AUFGABENSTELLUNG ::
Nenne alle Arbeitsstellen und Arbeitgeber, die der Text über Umstandsmode für Frauen aufzählt, die nicht in Jogginghosen und Hoodies zur Arbeit kommen können.

Vor allem Ersteres trifft ja nicht nur auf mich alleine zu. Was ist denn mit Frauen, die in der Bank arbeiten oder beim Anwalt? Angestellte bei Steuerberatern und Sekretärinen von CEOs? Die können sich auch nicht alle erlauben, in Jogginghosen und Hoodies vom Partner zu kommen.

Ich kann verstehen, dass man sich nicht komplett neu eindeckt und Unmengen an Geld für diese vegleichsweise kurze Zeit ausgeben will aber ein vollkommener Boykott dieser ganzen Abteilung kam mir nie in den Sinn. Was ist denn mit Events wie Hochzeiten, Jubilän oder Geburtstage während der Schwangerschaft? Meiner Meinung nach wird sooo sehr gegen Umstandsmode gehetzt, was einerseits gar keinen Sinn macht, weil es einfach jedem selber überlassen ist und andererseits hat diese eine absolute Daseinsberechtigung.



Obwohl ich der Meinung bin, dass wir uns im Internet viel zu oft und zu stark von Postings anderer angegriffen fühlen und deswegen auch die meisten Beiträge nicht persönlich nehme und ignoriere, gingen mir diese ganzen Aussagen auf die Nerven, weil sie einfach ein falsches Bild verbreiten. Das wird einem erst dann bewusst, wenn man selber in dieser Situation steckt und das führt vielleicht bei dem ein oder anderen zu Enttäuschungen. Daher finde ich es ebenso wichtig, immer wieder aufzuzeigen, dass es auch immer eine andere Seite gibt.

ROHDATEN ::
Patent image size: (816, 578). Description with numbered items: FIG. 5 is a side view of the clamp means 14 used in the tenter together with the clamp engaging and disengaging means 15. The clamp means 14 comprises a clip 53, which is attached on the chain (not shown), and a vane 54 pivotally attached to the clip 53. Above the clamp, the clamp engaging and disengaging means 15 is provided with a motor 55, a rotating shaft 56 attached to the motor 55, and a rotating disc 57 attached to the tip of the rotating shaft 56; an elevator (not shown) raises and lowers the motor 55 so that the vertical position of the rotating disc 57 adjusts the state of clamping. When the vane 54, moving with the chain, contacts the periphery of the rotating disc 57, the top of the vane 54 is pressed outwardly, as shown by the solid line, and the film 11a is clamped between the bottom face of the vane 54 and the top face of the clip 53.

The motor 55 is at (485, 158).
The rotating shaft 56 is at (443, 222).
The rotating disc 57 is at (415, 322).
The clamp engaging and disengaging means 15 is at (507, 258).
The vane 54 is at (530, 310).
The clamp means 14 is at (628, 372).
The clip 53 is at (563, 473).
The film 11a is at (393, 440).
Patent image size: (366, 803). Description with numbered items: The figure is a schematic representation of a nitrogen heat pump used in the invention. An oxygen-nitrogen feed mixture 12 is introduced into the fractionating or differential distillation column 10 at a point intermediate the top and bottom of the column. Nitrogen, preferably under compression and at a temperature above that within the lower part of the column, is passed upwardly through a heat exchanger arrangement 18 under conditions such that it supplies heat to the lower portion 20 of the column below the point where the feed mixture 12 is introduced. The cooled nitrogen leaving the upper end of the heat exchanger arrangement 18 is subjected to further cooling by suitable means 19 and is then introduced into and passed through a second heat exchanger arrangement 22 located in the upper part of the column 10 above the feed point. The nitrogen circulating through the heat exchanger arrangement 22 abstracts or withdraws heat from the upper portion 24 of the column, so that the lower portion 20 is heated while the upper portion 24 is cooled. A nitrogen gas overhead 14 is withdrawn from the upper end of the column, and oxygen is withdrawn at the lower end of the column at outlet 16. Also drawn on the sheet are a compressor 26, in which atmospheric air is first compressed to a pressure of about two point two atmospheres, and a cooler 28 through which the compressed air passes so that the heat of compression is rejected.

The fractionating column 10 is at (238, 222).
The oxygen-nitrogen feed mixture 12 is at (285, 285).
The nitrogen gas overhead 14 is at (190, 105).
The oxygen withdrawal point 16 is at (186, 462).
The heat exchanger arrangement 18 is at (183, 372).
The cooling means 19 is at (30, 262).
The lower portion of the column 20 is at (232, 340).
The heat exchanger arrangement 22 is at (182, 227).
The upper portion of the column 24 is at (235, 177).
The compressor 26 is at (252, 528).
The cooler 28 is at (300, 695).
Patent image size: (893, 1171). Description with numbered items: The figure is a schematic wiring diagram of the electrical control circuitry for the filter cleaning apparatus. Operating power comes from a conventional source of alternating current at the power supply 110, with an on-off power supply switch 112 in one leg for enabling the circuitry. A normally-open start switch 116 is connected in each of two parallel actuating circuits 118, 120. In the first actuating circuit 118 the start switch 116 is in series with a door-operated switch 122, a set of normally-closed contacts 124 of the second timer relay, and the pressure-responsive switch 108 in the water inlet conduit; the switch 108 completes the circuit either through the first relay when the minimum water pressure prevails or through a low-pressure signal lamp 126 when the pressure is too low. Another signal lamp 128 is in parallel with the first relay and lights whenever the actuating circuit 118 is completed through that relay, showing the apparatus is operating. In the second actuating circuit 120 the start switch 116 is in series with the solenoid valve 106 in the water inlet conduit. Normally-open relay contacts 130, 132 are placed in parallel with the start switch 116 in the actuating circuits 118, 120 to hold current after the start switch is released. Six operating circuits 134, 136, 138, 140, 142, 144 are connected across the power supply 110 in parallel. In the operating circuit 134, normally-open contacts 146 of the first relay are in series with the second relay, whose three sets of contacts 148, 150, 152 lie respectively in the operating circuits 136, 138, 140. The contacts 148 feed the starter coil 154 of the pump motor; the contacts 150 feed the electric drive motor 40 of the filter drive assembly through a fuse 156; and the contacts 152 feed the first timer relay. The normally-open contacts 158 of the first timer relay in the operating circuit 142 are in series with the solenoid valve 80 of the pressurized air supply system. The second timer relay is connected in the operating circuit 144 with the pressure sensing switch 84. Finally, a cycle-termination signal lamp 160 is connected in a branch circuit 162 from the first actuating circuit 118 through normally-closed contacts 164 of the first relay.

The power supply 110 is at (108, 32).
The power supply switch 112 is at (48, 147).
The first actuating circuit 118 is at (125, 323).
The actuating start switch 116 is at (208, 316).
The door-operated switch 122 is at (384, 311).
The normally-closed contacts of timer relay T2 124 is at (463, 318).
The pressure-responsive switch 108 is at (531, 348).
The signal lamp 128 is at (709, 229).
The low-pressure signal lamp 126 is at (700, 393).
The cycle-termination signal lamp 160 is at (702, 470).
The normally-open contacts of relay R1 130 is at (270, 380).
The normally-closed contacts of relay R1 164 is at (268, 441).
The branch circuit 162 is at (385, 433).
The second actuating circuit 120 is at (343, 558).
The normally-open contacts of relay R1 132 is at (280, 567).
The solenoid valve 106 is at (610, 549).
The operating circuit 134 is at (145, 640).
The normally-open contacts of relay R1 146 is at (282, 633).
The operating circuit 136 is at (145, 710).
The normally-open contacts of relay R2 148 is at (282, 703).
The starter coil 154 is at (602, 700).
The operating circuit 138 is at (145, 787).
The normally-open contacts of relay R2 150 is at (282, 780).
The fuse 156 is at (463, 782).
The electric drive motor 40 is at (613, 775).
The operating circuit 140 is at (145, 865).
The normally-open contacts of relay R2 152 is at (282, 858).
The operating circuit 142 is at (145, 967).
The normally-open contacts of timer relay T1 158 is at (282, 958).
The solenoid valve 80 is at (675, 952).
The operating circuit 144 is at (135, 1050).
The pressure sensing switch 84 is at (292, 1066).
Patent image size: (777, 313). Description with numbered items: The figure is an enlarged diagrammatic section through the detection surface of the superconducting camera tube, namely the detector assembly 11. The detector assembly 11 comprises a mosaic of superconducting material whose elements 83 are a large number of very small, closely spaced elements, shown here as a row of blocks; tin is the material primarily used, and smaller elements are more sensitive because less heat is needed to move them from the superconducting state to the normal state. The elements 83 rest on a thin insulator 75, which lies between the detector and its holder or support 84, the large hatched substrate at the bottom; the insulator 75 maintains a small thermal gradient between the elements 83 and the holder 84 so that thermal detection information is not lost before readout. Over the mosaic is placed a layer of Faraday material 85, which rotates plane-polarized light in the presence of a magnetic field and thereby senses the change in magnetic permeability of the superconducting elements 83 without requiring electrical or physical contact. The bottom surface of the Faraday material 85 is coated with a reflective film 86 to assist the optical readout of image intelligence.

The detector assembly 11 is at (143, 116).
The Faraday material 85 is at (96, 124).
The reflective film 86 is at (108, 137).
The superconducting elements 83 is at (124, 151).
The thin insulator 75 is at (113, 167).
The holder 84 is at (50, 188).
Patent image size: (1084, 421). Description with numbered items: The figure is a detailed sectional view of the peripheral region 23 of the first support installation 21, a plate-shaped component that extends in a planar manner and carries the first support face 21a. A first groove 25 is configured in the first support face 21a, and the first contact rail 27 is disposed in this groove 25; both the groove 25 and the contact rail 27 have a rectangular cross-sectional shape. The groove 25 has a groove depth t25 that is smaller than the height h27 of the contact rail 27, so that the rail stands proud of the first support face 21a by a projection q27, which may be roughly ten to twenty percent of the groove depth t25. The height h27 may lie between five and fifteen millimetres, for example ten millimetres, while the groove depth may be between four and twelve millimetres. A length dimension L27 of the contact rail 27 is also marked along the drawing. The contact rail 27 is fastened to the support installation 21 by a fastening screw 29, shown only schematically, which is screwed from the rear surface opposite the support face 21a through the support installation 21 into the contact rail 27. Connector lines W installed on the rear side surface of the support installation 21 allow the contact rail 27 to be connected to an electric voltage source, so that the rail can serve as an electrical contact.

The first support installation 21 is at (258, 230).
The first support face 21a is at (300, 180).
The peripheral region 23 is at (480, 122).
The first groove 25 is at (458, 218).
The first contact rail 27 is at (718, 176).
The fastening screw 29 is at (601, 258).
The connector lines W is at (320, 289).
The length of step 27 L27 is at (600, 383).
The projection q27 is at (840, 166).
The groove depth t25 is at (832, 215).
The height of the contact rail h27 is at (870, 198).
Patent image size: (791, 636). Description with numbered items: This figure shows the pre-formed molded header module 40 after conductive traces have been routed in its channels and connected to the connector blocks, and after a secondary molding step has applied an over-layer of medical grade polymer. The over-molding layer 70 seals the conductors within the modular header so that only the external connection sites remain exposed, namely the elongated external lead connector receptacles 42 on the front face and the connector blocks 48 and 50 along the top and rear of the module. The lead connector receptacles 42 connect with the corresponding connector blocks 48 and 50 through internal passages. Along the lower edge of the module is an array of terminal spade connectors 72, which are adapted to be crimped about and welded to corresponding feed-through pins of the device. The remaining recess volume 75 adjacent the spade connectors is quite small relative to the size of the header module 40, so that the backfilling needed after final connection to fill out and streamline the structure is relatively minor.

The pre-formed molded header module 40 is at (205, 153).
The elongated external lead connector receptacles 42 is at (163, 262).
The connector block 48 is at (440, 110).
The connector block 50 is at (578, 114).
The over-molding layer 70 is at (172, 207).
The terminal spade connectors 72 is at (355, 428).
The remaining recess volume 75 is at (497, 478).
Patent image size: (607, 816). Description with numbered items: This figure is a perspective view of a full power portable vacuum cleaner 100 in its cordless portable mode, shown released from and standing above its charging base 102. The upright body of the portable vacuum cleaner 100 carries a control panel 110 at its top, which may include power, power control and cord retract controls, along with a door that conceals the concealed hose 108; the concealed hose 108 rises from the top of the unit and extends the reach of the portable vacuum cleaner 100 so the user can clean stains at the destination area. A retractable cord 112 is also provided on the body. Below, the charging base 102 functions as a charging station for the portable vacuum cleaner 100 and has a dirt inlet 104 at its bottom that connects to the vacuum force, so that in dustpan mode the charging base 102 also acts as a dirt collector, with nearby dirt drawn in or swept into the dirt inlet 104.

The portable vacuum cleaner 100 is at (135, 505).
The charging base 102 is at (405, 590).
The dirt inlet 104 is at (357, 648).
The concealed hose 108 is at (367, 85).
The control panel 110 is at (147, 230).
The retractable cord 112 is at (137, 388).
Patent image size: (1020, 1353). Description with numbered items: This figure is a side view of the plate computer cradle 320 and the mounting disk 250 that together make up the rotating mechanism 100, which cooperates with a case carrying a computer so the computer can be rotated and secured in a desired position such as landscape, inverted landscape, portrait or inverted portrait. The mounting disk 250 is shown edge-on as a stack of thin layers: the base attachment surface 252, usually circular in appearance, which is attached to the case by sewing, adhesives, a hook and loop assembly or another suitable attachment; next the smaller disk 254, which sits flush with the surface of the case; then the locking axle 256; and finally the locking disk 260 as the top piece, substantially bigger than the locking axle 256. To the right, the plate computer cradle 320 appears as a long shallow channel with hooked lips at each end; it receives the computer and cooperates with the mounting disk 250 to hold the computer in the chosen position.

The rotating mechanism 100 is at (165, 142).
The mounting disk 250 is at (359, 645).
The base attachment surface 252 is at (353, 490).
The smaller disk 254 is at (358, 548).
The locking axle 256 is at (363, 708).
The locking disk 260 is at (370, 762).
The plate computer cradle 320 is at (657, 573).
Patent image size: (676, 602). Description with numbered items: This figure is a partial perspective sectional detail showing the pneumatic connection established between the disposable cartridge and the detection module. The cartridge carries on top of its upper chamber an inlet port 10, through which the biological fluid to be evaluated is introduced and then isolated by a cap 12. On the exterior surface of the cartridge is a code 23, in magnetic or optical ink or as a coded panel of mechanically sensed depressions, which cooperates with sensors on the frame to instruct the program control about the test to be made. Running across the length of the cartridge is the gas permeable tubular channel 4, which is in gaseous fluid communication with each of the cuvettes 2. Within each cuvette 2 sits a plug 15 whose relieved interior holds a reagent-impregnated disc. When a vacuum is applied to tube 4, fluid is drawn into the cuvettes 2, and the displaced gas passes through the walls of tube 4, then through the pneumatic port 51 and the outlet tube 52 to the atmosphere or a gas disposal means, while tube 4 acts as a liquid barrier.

LÖSUNG ::
die Bank, der Anwalt, Steuerberater, CEOs